Rows from a figure dataset:
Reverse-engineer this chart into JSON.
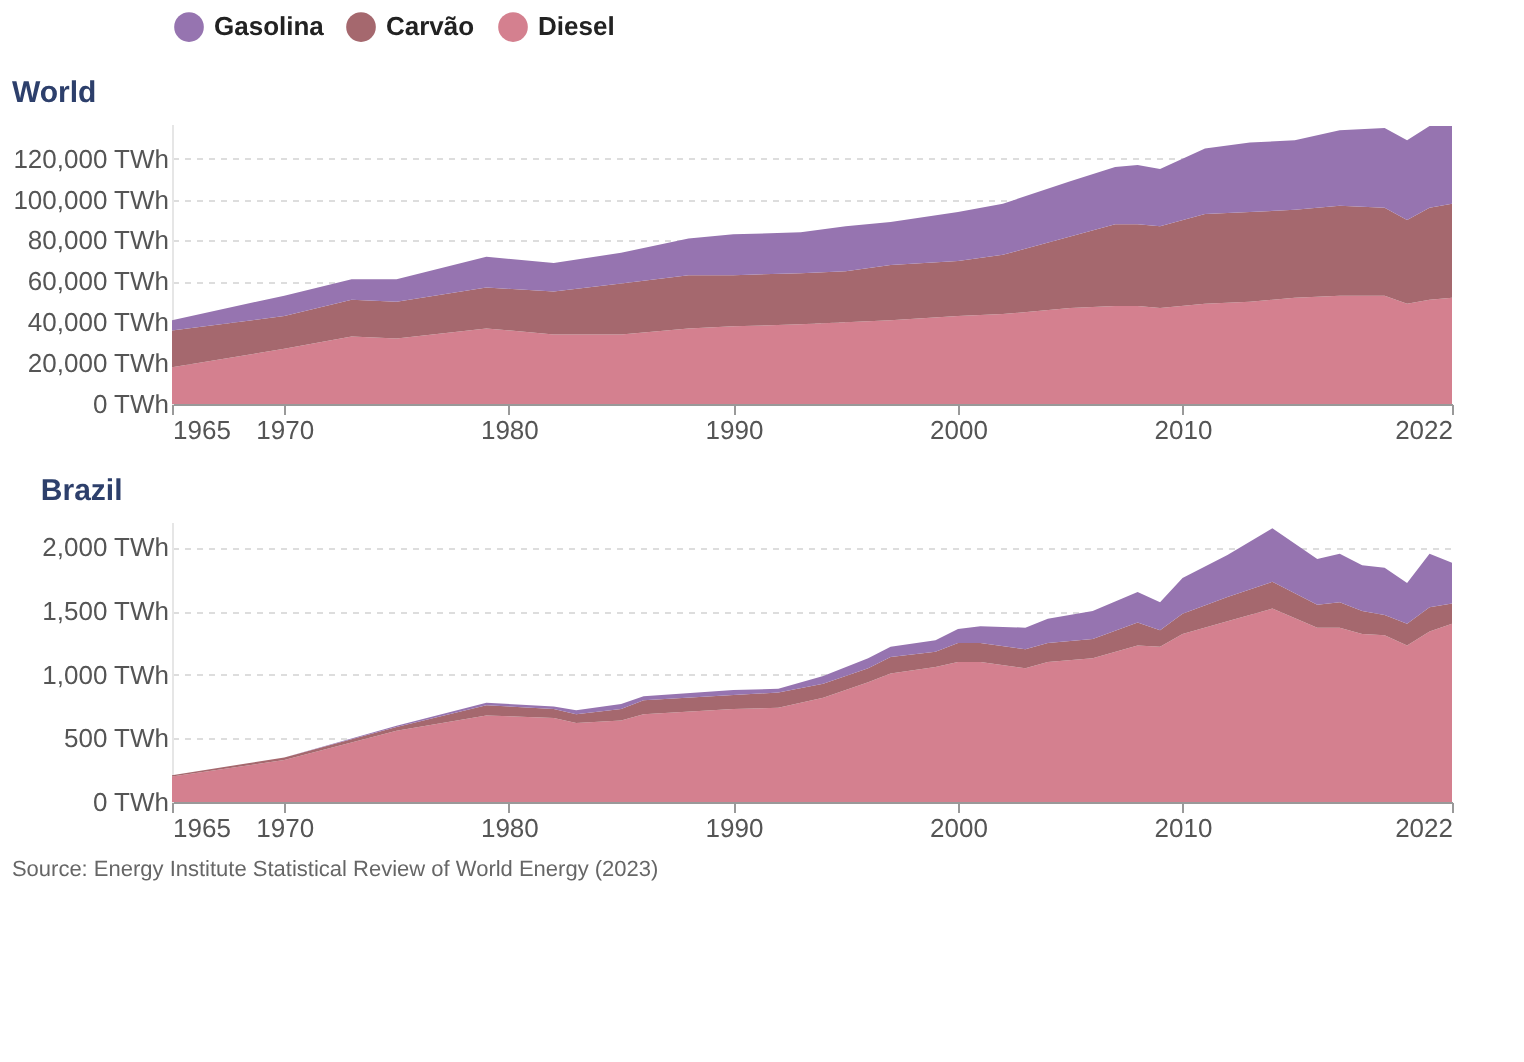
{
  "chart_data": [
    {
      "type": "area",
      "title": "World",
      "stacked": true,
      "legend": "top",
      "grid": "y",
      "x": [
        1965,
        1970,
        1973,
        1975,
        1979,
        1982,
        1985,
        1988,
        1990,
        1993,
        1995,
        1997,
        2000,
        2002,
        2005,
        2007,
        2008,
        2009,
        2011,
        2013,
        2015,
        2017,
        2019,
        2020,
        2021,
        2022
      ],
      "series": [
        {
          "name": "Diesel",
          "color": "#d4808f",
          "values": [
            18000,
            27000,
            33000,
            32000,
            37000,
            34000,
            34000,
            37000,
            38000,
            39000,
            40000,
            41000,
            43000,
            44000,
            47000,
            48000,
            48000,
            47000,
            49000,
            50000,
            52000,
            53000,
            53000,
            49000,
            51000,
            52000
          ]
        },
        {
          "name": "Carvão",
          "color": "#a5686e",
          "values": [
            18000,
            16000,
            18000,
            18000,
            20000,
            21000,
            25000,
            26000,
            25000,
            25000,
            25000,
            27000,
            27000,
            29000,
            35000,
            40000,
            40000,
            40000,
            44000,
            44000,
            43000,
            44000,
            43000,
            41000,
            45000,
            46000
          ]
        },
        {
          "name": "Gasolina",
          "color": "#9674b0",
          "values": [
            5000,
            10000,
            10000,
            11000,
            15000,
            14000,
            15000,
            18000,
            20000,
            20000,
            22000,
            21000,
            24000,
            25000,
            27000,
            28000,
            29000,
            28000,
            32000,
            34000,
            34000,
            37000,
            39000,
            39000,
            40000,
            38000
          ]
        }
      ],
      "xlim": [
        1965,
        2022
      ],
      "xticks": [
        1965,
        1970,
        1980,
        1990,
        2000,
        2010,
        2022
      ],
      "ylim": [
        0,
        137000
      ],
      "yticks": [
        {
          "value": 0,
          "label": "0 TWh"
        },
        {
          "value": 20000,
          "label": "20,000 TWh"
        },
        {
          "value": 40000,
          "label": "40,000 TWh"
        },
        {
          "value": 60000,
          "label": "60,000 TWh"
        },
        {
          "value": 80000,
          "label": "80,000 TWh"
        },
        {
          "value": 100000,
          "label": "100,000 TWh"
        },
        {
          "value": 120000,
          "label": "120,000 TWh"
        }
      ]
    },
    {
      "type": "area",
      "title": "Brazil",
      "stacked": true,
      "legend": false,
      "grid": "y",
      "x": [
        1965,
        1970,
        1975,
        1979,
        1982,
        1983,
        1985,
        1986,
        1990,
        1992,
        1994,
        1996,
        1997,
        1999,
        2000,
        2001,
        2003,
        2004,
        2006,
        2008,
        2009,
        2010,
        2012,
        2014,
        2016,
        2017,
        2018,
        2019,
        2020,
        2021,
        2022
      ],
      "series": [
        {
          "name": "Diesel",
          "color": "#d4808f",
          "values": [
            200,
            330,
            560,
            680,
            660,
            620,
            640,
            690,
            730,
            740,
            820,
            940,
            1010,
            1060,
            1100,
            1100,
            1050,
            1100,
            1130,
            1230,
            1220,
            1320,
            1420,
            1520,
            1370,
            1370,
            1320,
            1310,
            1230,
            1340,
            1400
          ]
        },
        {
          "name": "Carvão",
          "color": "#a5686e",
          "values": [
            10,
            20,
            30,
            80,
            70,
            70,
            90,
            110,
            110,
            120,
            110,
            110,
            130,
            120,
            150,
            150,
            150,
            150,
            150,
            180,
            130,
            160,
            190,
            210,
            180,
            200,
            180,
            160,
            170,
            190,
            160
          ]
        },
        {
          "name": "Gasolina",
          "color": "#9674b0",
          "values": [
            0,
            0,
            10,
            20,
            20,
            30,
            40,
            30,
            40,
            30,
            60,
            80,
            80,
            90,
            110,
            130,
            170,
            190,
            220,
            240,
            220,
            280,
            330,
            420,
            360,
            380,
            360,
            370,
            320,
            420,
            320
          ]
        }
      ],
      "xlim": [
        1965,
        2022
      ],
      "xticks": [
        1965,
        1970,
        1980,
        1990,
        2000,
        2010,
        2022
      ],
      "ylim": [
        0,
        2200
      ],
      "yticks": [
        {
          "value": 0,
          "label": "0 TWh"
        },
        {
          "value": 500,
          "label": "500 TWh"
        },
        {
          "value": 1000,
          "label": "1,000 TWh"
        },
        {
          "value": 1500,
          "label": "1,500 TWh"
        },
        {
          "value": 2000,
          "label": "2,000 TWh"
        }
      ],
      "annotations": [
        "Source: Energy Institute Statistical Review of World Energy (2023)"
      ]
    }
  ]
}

**INSTRUCTIONS FOR THE TASK**.
Make an exact copy of the whole listing, but don't bring over any pictures.

**RESPONSE**.
Reverse-engineer this chart into JSON.
{
  "chart_data": [
    {
      "type": "area",
      "title": "World",
      "stacked": true,
      "legend": "top",
      "grid": "y",
      "x": [
        1965,
        1970,
        1973,
        1975,
        1979,
        1982,
        1985,
        1988,
        1990,
        1993,
        1995,
        1997,
        2000,
        2002,
        2005,
        2007,
        2008,
        2009,
        2011,
        2013,
        2015,
        2017,
        2019,
        2020,
        2021,
        2022
      ],
      "series": [
        {
          "name": "Diesel",
          "color": "#d4808f",
          "values": [
            18000,
            27000,
            33000,
            32000,
            37000,
            34000,
            34000,
            37000,
            38000,
            39000,
            40000,
            41000,
            43000,
            44000,
            47000,
            48000,
            48000,
            47000,
            49000,
            50000,
            52000,
            53000,
            53000,
            49000,
            51000,
            52000
          ]
        },
        {
          "name": "Carvão",
          "color": "#a5686e",
          "values": [
            18000,
            16000,
            18000,
            18000,
            20000,
            21000,
            25000,
            26000,
            25000,
            25000,
            25000,
            27000,
            27000,
            29000,
            35000,
            40000,
            40000,
            40000,
            44000,
            44000,
            43000,
            44000,
            43000,
            41000,
            45000,
            46000
          ]
        },
        {
          "name": "Gasolina",
          "color": "#9674b0",
          "values": [
            5000,
            10000,
            10000,
            11000,
            15000,
            14000,
            15000,
            18000,
            20000,
            20000,
            22000,
            21000,
            24000,
            25000,
            27000,
            28000,
            29000,
            28000,
            32000,
            34000,
            34000,
            37000,
            39000,
            39000,
            40000,
            38000
          ]
        }
      ],
      "xlim": [
        1965,
        2022
      ],
      "xticks": [
        1965,
        1970,
        1980,
        1990,
        2000,
        2010,
        2022
      ],
      "ylim": [
        0,
        137000
      ],
      "yticks": [
        {
          "value": 0,
          "label": "0 TWh"
        },
        {
          "value": 20000,
          "label": "20,000 TWh"
        },
        {
          "value": 40000,
          "label": "40,000 TWh"
        },
        {
          "value": 60000,
          "label": "60,000 TWh"
        },
        {
          "value": 80000,
          "label": "80,000 TWh"
        },
        {
          "value": 100000,
          "label": "100,000 TWh"
        },
        {
          "value": 120000,
          "label": "120,000 TWh"
        }
      ]
    },
    {
      "type": "area",
      "title": "Brazil",
      "stacked": true,
      "legend": false,
      "grid": "y",
      "x": [
        1965,
        1970,
        1975,
        1979,
        1982,
        1983,
        1985,
        1986,
        1990,
        1992,
        1994,
        1996,
        1997,
        1999,
        2000,
        2001,
        2003,
        2004,
        2006,
        2008,
        2009,
        2010,
        2012,
        2014,
        2016,
        2017,
        2018,
        2019,
        2020,
        2021,
        2022
      ],
      "series": [
        {
          "name": "Diesel",
          "color": "#d4808f",
          "values": [
            200,
            330,
            560,
            680,
            660,
            620,
            640,
            690,
            730,
            740,
            820,
            940,
            1010,
            1060,
            1100,
            1100,
            1050,
            1100,
            1130,
            1230,
            1220,
            1320,
            1420,
            1520,
            1370,
            1370,
            1320,
            1310,
            1230,
            1340,
            1400
          ]
        },
        {
          "name": "Carvão",
          "color": "#a5686e",
          "values": [
            10,
            20,
            30,
            80,
            70,
            70,
            90,
            110,
            110,
            120,
            110,
            110,
            130,
            120,
            150,
            150,
            150,
            150,
            150,
            180,
            130,
            160,
            190,
            210,
            180,
            200,
            180,
            160,
            170,
            190,
            160
          ]
        },
        {
          "name": "Gasolina",
          "color": "#9674b0",
          "values": [
            0,
            0,
            10,
            20,
            20,
            30,
            40,
            30,
            40,
            30,
            60,
            80,
            80,
            90,
            110,
            130,
            170,
            190,
            220,
            240,
            220,
            280,
            330,
            420,
            360,
            380,
            360,
            370,
            320,
            420,
            320
          ]
        }
      ],
      "xlim": [
        1965,
        2022
      ],
      "xticks": [
        1965,
        1970,
        1980,
        1990,
        2000,
        2010,
        2022
      ],
      "ylim": [
        0,
        2200
      ],
      "yticks": [
        {
          "value": 0,
          "label": "0 TWh"
        },
        {
          "value": 500,
          "label": "500 TWh"
        },
        {
          "value": 1000,
          "label": "1,000 TWh"
        },
        {
          "value": 1500,
          "label": "1,500 TWh"
        },
        {
          "value": 2000,
          "label": "2,000 TWh"
        }
      ],
      "annotations": [
        "Source: Energy Institute Statistical Review of World Energy (2023)"
      ]
    }
  ]
}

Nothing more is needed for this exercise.